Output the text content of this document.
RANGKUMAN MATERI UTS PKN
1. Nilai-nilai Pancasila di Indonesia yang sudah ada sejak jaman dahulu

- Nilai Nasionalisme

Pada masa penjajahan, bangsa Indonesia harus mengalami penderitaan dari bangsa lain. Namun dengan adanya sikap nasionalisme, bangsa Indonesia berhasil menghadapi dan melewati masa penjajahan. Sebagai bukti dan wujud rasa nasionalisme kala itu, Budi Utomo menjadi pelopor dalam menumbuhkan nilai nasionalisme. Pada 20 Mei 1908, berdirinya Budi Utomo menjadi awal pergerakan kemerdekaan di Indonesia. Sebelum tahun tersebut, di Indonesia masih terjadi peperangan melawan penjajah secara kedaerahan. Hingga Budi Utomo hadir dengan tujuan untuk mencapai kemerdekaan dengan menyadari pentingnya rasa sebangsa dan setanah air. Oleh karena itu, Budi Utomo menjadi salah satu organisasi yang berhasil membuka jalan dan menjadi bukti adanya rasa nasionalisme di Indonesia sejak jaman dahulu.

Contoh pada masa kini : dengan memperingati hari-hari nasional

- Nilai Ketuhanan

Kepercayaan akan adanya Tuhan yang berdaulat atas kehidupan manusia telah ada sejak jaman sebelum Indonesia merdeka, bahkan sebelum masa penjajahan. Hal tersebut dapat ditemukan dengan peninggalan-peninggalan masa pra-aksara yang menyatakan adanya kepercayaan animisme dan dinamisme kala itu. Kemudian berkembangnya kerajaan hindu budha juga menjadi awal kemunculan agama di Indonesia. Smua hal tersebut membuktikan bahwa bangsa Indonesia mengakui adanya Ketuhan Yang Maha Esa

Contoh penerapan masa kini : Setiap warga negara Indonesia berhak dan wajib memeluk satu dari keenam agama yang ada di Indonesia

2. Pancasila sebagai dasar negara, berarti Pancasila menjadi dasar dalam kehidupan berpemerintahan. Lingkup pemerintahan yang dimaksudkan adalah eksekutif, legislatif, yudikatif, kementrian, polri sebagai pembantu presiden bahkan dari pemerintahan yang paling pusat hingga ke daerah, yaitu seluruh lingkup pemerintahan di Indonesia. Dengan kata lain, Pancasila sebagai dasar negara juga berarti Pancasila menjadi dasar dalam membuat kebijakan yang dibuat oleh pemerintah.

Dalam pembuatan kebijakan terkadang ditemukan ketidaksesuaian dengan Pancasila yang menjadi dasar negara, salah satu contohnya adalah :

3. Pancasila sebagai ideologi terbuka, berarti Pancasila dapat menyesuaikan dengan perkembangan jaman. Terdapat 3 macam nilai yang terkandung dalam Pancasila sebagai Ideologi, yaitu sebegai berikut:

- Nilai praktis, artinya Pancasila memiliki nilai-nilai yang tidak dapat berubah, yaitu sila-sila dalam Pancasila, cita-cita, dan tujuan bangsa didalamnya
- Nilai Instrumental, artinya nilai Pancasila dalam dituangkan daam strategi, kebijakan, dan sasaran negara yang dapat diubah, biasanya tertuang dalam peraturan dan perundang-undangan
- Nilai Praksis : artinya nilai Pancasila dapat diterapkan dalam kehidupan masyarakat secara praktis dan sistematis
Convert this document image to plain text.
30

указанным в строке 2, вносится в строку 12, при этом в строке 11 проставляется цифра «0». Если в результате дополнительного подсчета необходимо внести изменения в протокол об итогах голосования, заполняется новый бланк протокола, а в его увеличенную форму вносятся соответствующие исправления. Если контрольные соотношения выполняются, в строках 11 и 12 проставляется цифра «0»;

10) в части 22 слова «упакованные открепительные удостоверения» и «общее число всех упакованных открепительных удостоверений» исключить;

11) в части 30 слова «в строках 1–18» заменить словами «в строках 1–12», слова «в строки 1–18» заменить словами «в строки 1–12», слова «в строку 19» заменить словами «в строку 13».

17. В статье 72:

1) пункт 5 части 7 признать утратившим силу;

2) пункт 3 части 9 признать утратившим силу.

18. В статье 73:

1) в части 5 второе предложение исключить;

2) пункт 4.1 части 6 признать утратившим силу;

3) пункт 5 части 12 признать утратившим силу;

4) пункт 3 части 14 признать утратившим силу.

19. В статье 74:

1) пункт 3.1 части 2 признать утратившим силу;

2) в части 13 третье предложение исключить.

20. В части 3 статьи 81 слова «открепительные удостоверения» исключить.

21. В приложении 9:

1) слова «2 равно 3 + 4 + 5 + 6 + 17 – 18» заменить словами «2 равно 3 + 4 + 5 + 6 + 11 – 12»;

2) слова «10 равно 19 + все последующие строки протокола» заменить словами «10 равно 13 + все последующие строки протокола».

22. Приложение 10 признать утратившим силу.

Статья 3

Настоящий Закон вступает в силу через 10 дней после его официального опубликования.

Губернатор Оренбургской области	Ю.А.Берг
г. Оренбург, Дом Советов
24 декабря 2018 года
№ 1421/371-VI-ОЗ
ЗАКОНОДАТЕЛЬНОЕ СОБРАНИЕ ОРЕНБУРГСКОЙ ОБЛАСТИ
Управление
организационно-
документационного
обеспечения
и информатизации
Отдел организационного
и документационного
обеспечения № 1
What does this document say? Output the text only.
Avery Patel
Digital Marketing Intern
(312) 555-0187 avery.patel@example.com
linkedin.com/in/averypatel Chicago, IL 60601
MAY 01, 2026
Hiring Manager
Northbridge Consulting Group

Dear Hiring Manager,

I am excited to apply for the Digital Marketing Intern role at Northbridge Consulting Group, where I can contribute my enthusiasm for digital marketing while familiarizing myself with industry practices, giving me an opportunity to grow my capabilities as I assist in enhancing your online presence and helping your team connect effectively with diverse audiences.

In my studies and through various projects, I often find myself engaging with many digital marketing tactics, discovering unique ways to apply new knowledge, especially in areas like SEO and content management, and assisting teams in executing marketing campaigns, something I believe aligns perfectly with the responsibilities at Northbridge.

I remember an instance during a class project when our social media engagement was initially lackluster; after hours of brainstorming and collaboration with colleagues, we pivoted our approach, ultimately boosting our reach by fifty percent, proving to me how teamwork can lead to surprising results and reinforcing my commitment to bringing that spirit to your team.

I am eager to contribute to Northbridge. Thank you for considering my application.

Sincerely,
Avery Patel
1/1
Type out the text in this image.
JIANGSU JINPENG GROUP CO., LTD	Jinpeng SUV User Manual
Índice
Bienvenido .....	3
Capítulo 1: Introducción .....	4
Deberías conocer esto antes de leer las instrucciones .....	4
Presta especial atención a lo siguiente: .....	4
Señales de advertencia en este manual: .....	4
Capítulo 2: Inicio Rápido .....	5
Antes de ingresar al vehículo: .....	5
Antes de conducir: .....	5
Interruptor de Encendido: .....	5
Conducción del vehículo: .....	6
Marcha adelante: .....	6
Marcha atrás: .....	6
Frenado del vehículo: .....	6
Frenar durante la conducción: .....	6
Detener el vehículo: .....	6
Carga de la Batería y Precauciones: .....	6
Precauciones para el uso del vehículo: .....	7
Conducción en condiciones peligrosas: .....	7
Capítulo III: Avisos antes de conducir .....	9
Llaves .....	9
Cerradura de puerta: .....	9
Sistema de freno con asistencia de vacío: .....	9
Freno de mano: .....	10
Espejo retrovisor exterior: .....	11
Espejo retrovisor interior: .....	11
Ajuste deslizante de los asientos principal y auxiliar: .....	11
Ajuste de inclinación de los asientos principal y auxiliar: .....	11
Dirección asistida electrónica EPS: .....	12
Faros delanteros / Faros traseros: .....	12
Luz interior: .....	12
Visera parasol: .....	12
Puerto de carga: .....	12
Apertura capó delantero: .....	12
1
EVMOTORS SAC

•••

What is asked:
Write out the material exactly as given.

Expected output:
Output the text content of this document.
RANGKUMAN MATERI UTS PKN
1. Nilai-nilai Pancasila di Indonesia yang sudah ada sejak jaman dahulu

- Nilai Nasionalisme

Pada masa penjajahan, bangsa Indonesia harus mengalami penderitaan dari bangsa lain. Namun dengan adanya sikap nasionalisme, bangsa Indonesia berhasil menghadapi dan melewati masa penjajahan. Sebagai bukti dan wujud rasa nasionalisme kala itu, Budi Utomo menjadi pelopor dalam menumbuhkan nilai nasionalisme. Pada 20 Mei 1908, berdirinya Budi Utomo menjadi awal pergerakan kemerdekaan di Indonesia. Sebelum tahun tersebut, di Indonesia masih terjadi peperangan melawan penjajah secara kedaerahan. Hingga Budi Utomo hadir dengan tujuan untuk mencapai kemerdekaan dengan menyadari pentingnya rasa sebangsa dan setanah air. Oleh karena itu, Budi Utomo menjadi salah satu organisasi yang berhasil membuka jalan dan menjadi bukti adanya rasa nasionalisme di Indonesia sejak jaman dahulu.

Contoh pada masa kini : dengan memperingati hari-hari nasional

- Nilai Ketuhanan

Kepercayaan akan adanya Tuhan yang berdaulat atas kehidupan manusia telah ada sejak jaman sebelum Indonesia merdeka, bahkan sebelum masa penjajahan. Hal tersebut dapat ditemukan dengan peninggalan-peninggalan masa pra-aksara yang menyatakan adanya kepercayaan animisme dan dinamisme kala itu. Kemudian berkembangnya kerajaan hindu budha juga menjadi awal kemunculan agama di Indonesia. Smua hal tersebut membuktikan bahwa bangsa Indonesia mengakui adanya Ketuhan Yang Maha Esa

Contoh penerapan masa kini : Setiap warga negara Indonesia berhak dan wajib memeluk satu dari keenam agama yang ada di Indonesia

2. Pancasila sebagai dasar negara, berarti Pancasila menjadi dasar dalam kehidupan berpemerintahan. Lingkup pemerintahan yang dimaksudkan adalah eksekutif, legislatif, yudikatif, kementrian, polri sebagai pembantu presiden bahkan dari pemerintahan yang paling pusat hingga ke daerah, yaitu seluruh lingkup pemerintahan di Indonesia. Dengan kata lain, Pancasila sebagai dasar negara juga berarti Pancasila menjadi dasar dalam membuat kebijakan yang dibuat oleh pemerintah.

Dalam pembuatan kebijakan terkadang ditemukan ketidaksesuaian dengan Pancasila yang menjadi dasar negara, salah satu contohnya adalah :

3. Pancasila sebagai ideologi terbuka, berarti Pancasila dapat menyesuaikan dengan perkembangan jaman. Terdapat 3 macam nilai yang terkandung dalam Pancasila sebagai Ideologi, yaitu sebegai berikut:

- Nilai praktis, artinya Pancasila memiliki nilai-nilai yang tidak dapat berubah, yaitu sila-sila dalam Pancasila, cita-cita, dan tujuan bangsa didalamnya
- Nilai Instrumental, artinya nilai Pancasila dalam dituangkan daam strategi, kebijakan, dan sasaran negara yang dapat diubah, biasanya tertuang dalam peraturan dan perundang-undangan
- Nilai Praksis : artinya nilai Pancasila dapat diterapkan dalam kehidupan masyarakat secara praktis dan sistematis
Convert this document image to plain text.
30

указанным в строке 2, вносится в строку 12, при этом в строке 11 проставляется цифра «0». Если в результате дополнительного подсчета необходимо внести изменения в протокол об итогах голосования, заполняется новый бланк протокола, а в его увеличенную форму вносятся соответствующие исправления. Если контрольные соотношения выполняются, в строках 11 и 12 проставляется цифра «0»;

10) в части 22 слова «упакованные открепительные удостоверения» и «общее число всех упакованных открепительных удостоверений» исключить;

11) в части 30 слова «в строках 1–18» заменить словами «в строках 1–12», слова «в строки 1–18» заменить словами «в строки 1–12», слова «в строку 19» заменить словами «в строку 13».

17. В статье 72:

1) пункт 5 части 7 признать утратившим силу;

2) пункт 3 части 9 признать утратившим силу.

18. В статье 73:

1) в части 5 второе предложение исключить;

2) пункт 4.1 части 6 признать утратившим силу;

3) пункт 5 части 12 признать утратившим силу;

4) пункт 3 части 14 признать утратившим силу.

19. В статье 74:

1) пункт 3.1 части 2 признать утратившим силу;

2) в части 13 третье предложение исключить.

20. В части 3 статьи 81 слова «открепительные удостоверения» исключить.

21. В приложении 9:

1) слова «2 равно 3 + 4 + 5 + 6 + 17 – 18» заменить словами «2 равно 3 + 4 + 5 + 6 + 11 – 12»;

2) слова «10 равно 19 + все последующие строки протокола» заменить словами «10 равно 13 + все последующие строки протокола».

22. Приложение 10 признать утратившим силу.

Статья 3

Настоящий Закон вступает в силу через 10 дней после его официального опубликования.

Губернатор Оренбургской области	Ю.А.Берг
г. Оренбург, Дом Советов
24 декабря 2018 года
№ 1421/371-VI-ОЗ
ЗАКОНОДАТЕЛЬНОЕ СОБРАНИЕ ОРЕНБУРГСКОЙ ОБЛАСТИ
Управление
организационно-
документационного
обеспечения
и информатизации
Отдел организационного
и документационного
обеспечения № 1
What does this document say? Output the text only.
Avery Patel
Digital Marketing Intern
(312) 555-0187 avery.patel@example.com
linkedin.com/in/averypatel Chicago, IL 60601
MAY 01, 2026
Hiring Manager
Northbridge Consulting Group

Dear Hiring Manager,

I am excited to apply for the Digital Marketing Intern role at Northbridge Consulting Group, where I can contribute my enthusiasm for digital marketing while familiarizing myself with industry practices, giving me an opportunity to grow my capabilities as I assist in enhancing your online presence and helping your team connect effectively with diverse audiences.

In my studies and through various projects, I often find myself engaging with many digital marketing tactics, discovering unique ways to apply new knowledge, especially in areas like SEO and content management, and assisting teams in executing marketing campaigns, something I believe aligns perfectly with the responsibilities at Northbridge.

I remember an instance during a class project when our social media engagement was initially lackluster; after hours of brainstorming and collaboration with colleagues, we pivoted our approach, ultimately boosting our reach by fifty percent, proving to me how teamwork can lead to surprising results and reinforcing my commitment to bringing that spirit to your team.

I am eager to contribute to Northbridge. Thank you for considering my application.

Sincerely,
Avery Patel
1/1
Type out the text in this image.
JIANGSU JINPENG GROUP CO., LTD	Jinpeng SUV User Manual
Índice
Bienvenido .....	3
Capítulo 1: Introducción .....	4
Deberías conocer esto antes de leer las instrucciones .....	4
Presta especial atención a lo siguiente: .....	4
Señales de advertencia en este manual: .....	4
Capítulo 2: Inicio Rápido .....	5
Antes de ingresar al vehículo: .....	5
Antes de conducir: .....	5
Interruptor de Encendido: .....	5
Conducción del vehículo: .....	6
Marcha adelante: .....	6
Marcha atrás: .....	6
Frenado del vehículo: .....	6
Frenar durante la conducción: .....	6
Detener el vehículo: .....	6
Carga de la Batería y Precauciones: .....	6
Precauciones para el uso del vehículo: .....	7
Conducción en condiciones peligrosas: .....	7
Capítulo III: Avisos antes de conducir .....	9
Llaves .....	9
Cerradura de puerta: .....	9
Sistema de freno con asistencia de vacío: .....	9
Freno de mano: .....	10
Espejo retrovisor exterior: .....	11
Espejo retrovisor interior: .....	11
Ajuste deslizante de los asientos principal y auxiliar: .....	11
Ajuste de inclinación de los asientos principal y auxiliar: .....	11
Dirección asistida electrónica EPS: .....	12
Faros delanteros / Faros traseros: .....	12
Luz interior: .....	12
Visera parasol: .....	12
Puerto de carga: .....	12
Apertura capó delantero: .....	12
1
EVMOTORS SAC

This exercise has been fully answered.